══ Excerpted data

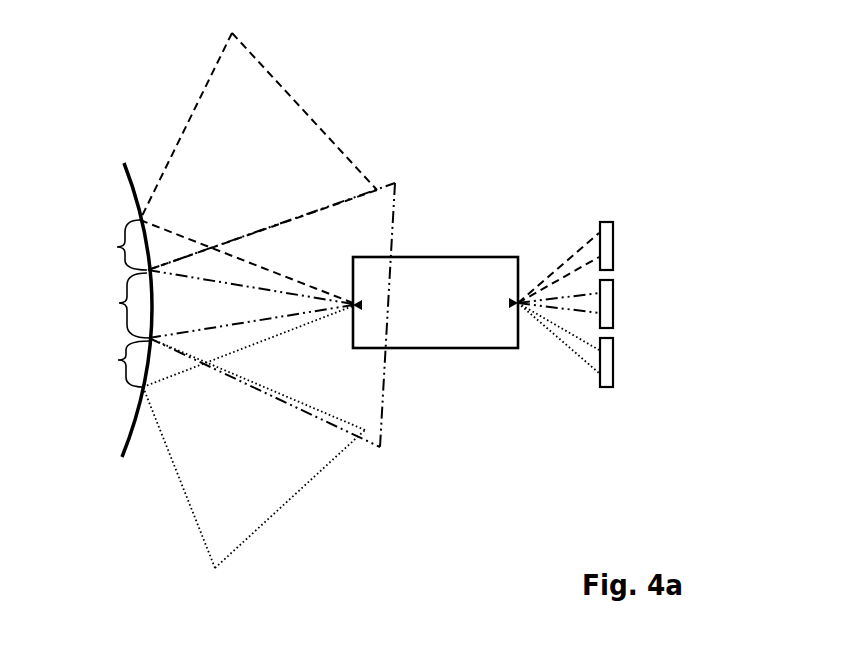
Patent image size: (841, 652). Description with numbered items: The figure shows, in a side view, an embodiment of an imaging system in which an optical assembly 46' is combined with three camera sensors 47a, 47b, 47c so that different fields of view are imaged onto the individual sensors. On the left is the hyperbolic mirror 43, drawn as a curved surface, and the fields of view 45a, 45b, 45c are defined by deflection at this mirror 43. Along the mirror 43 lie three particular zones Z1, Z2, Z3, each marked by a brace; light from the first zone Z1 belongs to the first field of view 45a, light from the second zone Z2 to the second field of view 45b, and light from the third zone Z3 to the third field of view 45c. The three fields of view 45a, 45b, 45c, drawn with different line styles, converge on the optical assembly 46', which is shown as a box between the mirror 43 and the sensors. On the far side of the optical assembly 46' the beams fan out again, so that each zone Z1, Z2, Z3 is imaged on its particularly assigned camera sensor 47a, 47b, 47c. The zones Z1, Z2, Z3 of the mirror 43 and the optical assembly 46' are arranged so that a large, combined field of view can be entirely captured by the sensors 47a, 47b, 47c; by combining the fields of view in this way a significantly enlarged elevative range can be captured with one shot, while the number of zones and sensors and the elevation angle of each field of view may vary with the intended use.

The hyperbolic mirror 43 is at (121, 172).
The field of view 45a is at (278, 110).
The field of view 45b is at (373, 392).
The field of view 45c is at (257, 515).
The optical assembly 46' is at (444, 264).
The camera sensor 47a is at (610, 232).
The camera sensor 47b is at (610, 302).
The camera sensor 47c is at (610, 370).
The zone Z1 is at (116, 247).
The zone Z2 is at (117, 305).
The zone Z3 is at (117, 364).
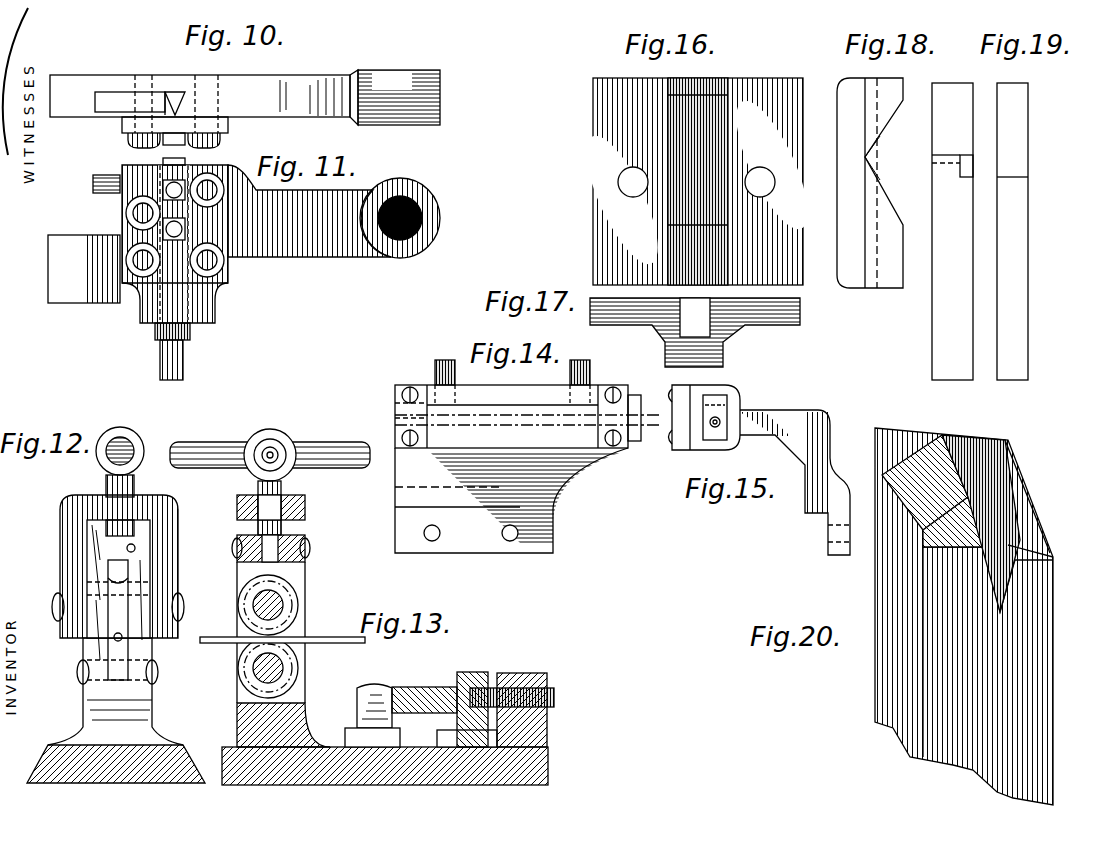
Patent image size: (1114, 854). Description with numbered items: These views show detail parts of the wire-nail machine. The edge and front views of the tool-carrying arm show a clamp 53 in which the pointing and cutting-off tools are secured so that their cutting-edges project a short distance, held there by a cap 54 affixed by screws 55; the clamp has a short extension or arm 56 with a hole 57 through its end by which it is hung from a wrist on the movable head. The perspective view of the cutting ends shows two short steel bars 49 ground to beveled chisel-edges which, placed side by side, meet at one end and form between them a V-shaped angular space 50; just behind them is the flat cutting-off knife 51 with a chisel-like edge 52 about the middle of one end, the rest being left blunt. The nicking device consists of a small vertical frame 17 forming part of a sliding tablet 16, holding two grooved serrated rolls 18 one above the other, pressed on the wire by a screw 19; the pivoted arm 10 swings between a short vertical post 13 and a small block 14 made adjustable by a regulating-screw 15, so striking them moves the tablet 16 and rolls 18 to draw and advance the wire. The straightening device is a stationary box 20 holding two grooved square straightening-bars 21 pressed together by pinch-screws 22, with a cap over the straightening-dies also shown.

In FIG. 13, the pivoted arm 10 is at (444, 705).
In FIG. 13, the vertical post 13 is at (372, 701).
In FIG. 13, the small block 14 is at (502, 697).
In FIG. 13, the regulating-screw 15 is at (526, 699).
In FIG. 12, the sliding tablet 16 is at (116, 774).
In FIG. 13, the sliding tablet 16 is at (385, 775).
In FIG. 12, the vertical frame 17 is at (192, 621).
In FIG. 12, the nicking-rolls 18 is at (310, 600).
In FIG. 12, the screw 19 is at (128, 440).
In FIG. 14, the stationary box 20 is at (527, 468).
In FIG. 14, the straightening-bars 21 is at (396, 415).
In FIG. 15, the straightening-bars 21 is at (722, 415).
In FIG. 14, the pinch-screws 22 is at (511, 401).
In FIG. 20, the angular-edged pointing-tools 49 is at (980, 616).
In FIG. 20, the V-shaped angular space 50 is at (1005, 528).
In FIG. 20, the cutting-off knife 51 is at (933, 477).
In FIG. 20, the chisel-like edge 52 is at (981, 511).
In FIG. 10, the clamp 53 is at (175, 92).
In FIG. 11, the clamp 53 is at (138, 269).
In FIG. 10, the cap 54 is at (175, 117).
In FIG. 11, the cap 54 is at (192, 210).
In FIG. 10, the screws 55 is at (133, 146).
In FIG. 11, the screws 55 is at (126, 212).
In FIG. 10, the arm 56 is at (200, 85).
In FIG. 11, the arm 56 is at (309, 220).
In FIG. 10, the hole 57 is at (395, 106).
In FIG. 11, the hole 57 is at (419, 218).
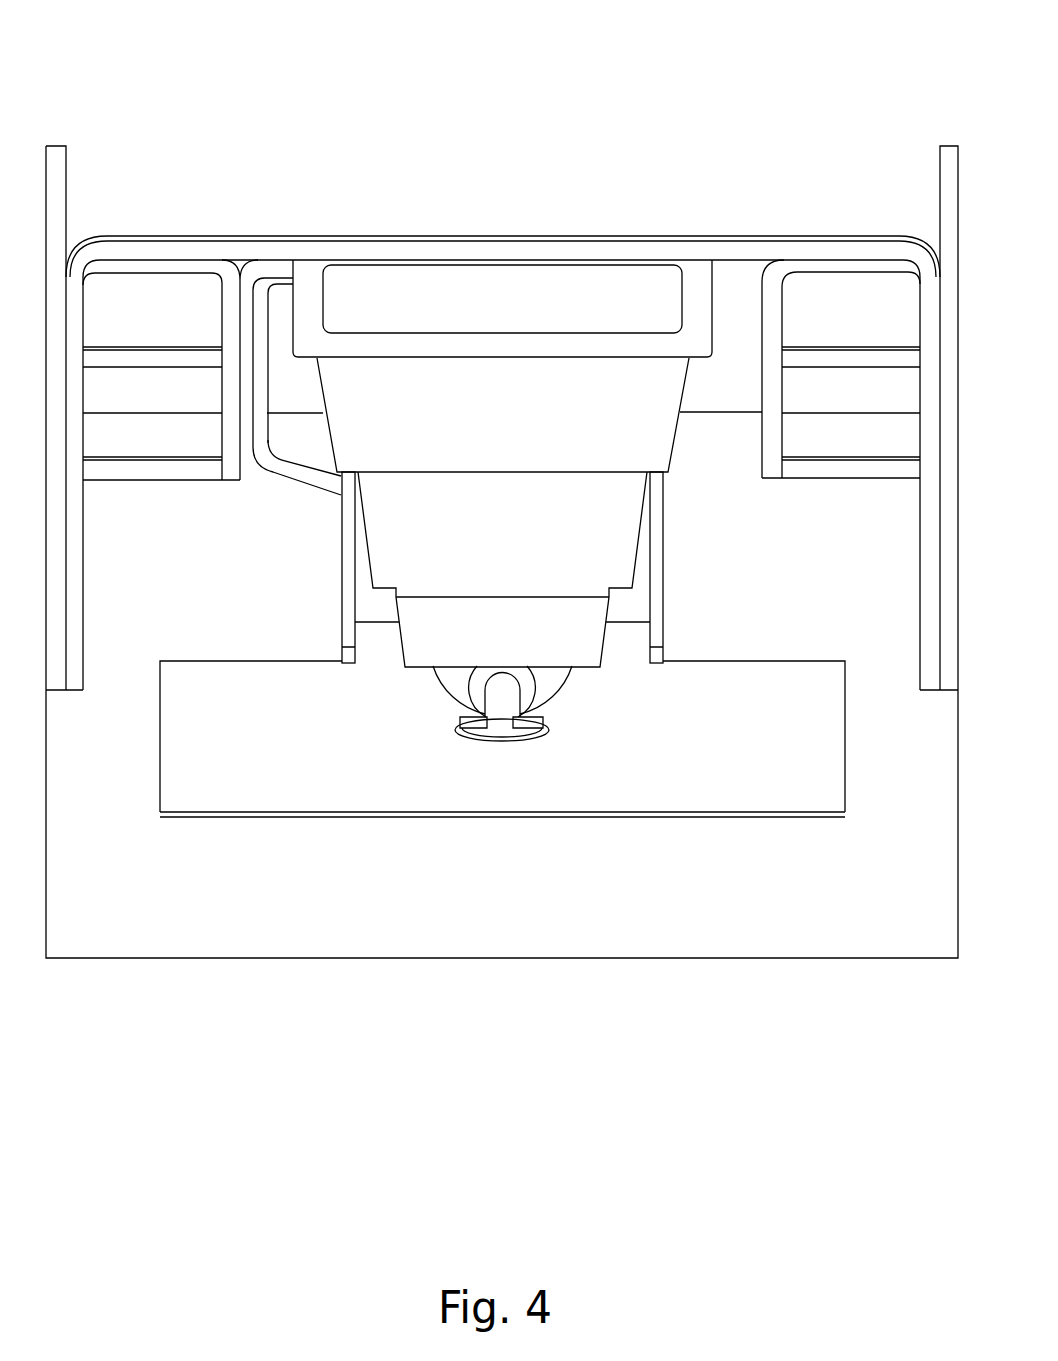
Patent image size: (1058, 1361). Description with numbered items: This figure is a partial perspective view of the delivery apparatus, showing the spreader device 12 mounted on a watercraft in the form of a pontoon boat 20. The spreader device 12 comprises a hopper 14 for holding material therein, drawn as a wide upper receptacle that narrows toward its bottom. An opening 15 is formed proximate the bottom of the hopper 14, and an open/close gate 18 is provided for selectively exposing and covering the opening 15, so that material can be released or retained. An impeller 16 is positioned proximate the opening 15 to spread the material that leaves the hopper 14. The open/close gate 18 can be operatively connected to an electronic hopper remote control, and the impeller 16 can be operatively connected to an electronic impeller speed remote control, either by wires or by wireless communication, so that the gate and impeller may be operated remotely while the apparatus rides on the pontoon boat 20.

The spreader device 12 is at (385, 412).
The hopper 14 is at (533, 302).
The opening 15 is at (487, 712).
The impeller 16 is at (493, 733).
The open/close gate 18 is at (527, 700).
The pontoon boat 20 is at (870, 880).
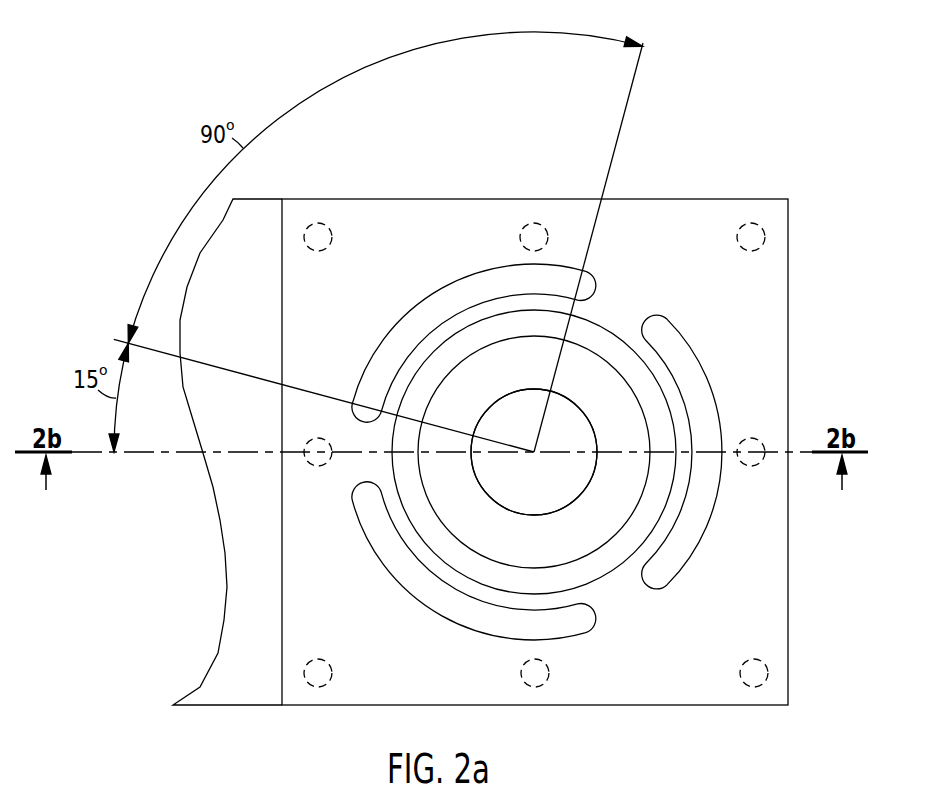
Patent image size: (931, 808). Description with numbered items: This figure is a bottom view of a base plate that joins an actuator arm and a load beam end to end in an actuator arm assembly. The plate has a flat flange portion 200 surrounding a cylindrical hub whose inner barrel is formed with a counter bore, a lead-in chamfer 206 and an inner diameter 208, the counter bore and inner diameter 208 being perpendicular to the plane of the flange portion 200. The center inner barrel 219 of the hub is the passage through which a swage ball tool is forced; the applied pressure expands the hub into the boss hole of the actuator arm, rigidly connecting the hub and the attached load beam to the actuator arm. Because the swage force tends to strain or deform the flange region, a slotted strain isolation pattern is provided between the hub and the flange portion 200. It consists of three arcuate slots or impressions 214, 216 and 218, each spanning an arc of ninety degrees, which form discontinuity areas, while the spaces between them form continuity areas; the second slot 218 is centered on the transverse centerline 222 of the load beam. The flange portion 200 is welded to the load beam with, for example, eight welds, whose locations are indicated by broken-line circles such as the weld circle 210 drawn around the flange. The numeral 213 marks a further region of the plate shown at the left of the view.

════

Direction
Please switch every "Patent image size" in the records above to "Drawing size" and write the records out again, leaving the pictures out and keeping everything else unchanged.

Result below
Drawing size: (841, 652). Description with numbered items: The figure shows, in a side view, an embodiment of an imaging system in which an optical assembly 46' is combined with three camera sensors 47a, 47b, 47c so that different fields of view are imaged onto the individual sensors. On the left is the hyperbolic mirror 43, drawn as a curved surface, and the fields of view 45a, 45b, 45c are defined by deflection at this mirror 43. Along the mirror 43 lie three particular zones Z1, Z2, Z3, each marked by a brace; light from the first zone Z1 belongs to the first field of view 45a, light from the second zone Z2 to the second field of view 45b, and light from the third zone Z3 to the third field of view 45c. The three fields of view 45a, 45b, 45c, drawn with different line styles, converge on the optical assembly 46', which is shown as a box between the mirror 43 and the sensors. On the far side of the optical assembly 46' the beams fan out again, so that each zone Z1, Z2, Z3 is imaged on its particularly assigned camera sensor 47a, 47b, 47c. The zones Z1, Z2, Z3 of the mirror 43 and the optical assembly 46' are arranged so that a large, combined field of view can be entirely captured by the sensors 47a, 47b, 47c; by combining the fields of view in this way a significantly enlarged elevative range can be captured with one shot, while the number of zones and sensors and the elevation angle of each field of view may vary with the intended use.

The hyperbolic mirror 43 is at (121, 172).
The field of view 45a is at (278, 110).
The field of view 45b is at (373, 392).
The field of view 45c is at (257, 515).
The optical assembly 46' is at (444, 264).
The camera sensor 47a is at (610, 232).
The camera sensor 47b is at (610, 302).
The camera sensor 47c is at (610, 370).
The zone Z1 is at (116, 247).
The zone Z2 is at (117, 305).
The zone Z3 is at (117, 364).
Drawing size: (1114, 854). Description with numbered items: These views show detail parts of the wire-nail machine. The edge and front views of the tool-carrying arm show a clamp 53 in which the pointing and cutting-off tools are secured so that their cutting-edges project a short distance, held there by a cap 54 affixed by screws 55; the clamp has a short extension or arm 56 with a hole 57 through its end by which it is hung from a wrist on the movable head. The perspective view of the cutting ends shows two short steel bars 49 ground to beveled chisel-edges which, placed side by side, meet at one end and form between them a V-shaped angular space 50; just behind them is the flat cutting-off knife 51 with a chisel-like edge 52 about the middle of one end, the rest being left blunt. The nicking device consists of a small vertical frame 17 forming part of a sliding tablet 16, holding two grooved serrated rolls 18 one above the other, pressed on the wire by a screw 19; the pivoted arm 10 swings between a short vertical post 13 and a small block 14 made adjustable by a regulating-screw 15, so striking them moves the tablet 16 and rolls 18 to draw and advance the wire. The straightening device is a stationary box 20 holding two grooved square straightening-bars 21 pressed together by pinch-screws 22, with a cap over the straightening-dies also shown.

In FIG. 13, the pivoted arm 10 is at (444, 705).
In FIG. 13, the vertical post 13 is at (372, 701).
In FIG. 13, the small block 14 is at (502, 697).
In FIG. 13, the regulating-screw 15 is at (526, 699).
In FIG. 12, the sliding tablet 16 is at (116, 774).
In FIG. 13, the sliding tablet 16 is at (385, 775).
In FIG. 12, the vertical frame 17 is at (192, 621).
In FIG. 12, the nicking-rolls 18 is at (310, 600).
In FIG. 12, the screw 19 is at (128, 440).
In FIG. 14, the stationary box 20 is at (527, 468).
In FIG. 14, the straightening-bars 21 is at (396, 415).
In FIG. 15, the straightening-bars 21 is at (722, 415).
In FIG. 14, the pinch-screws 22 is at (511, 401).
In FIG. 20, the angular-edged pointing-tools 49 is at (980, 616).
In FIG. 20, the V-shaped angular space 50 is at (1005, 528).
In FIG. 20, the cutting-off knife 51 is at (933, 477).
In FIG. 20, the chisel-like edge 52 is at (981, 511).
In FIG. 10, the clamp 53 is at (175, 92).
In FIG. 11, the clamp 53 is at (138, 269).
In FIG. 10, the cap 54 is at (175, 117).
In FIG. 11, the cap 54 is at (192, 210).
In FIG. 10, the screws 55 is at (133, 146).
In FIG. 11, the screws 55 is at (126, 212).
In FIG. 10, the arm 56 is at (200, 85).
In FIG. 11, the arm 56 is at (309, 220).
In FIG. 10, the hole 57 is at (395, 106).
In FIG. 11, the hole 57 is at (419, 218).
Drawing size: (1058, 1361). Description with numbered items: This figure is a partial perspective view of the delivery apparatus, showing the spreader device 12 mounted on a watercraft in the form of a pontoon boat 20. The spreader device 12 comprises a hopper 14 for holding material therein, drawn as a wide upper receptacle that narrows toward its bottom. An opening 15 is formed proximate the bottom of the hopper 14, and an open/close gate 18 is provided for selectively exposing and covering the opening 15, so that material can be released or retained. An impeller 16 is positioned proximate the opening 15 to spread the material that leaves the hopper 14. The open/close gate 18 can be operatively connected to an electronic hopper remote control, and the impeller 16 can be operatively connected to an electronic impeller speed remote control, either by wires or by wireless communication, so that the gate and impeller may be operated remotely while the apparatus rides on the pontoon boat 20.

The spreader device 12 is at (385, 412).
The hopper 14 is at (533, 302).
The opening 15 is at (487, 712).
The impeller 16 is at (493, 733).
The open/close gate 18 is at (527, 700).
The pontoon boat 20 is at (870, 880).
Drawing size: (931, 808). Description with numbered items: This figure is a bottom view of a base plate that joins an actuator arm and a load beam end to end in an actuator arm assembly. The plate has a flat flange portion 200 surrounding a cylindrical hub whose inner barrel is formed with a counter bore, a lead-in chamfer 206 and an inner diameter 208, the counter bore and inner diameter 208 being perpendicular to the plane of the flange portion 200. The center inner barrel 219 of the hub is the passage through which a swage ball tool is forced; the applied pressure expands the hub into the boss hole of the actuator arm, rigidly connecting the hub and the attached load beam to the actuator arm. Because the swage force tends to strain or deform the flange region, a slotted strain isolation pattern is provided between the hub and the flange portion 200. It consists of three arcuate slots or impressions 214, 216 and 218, each spanning an arc of ninety degrees, which form discontinuity areas, while the spaces between them form continuity areas; the second slot 218 is centered on the transverse centerline 222 of the load beam. The flange portion 200 is welded to the load beam with, for example, eight welds, whose locations are indicated by broken-line circles such as the weld circle 210 drawn around the flange. The numeral 213 marks a further region of the plate shown at the left of the view.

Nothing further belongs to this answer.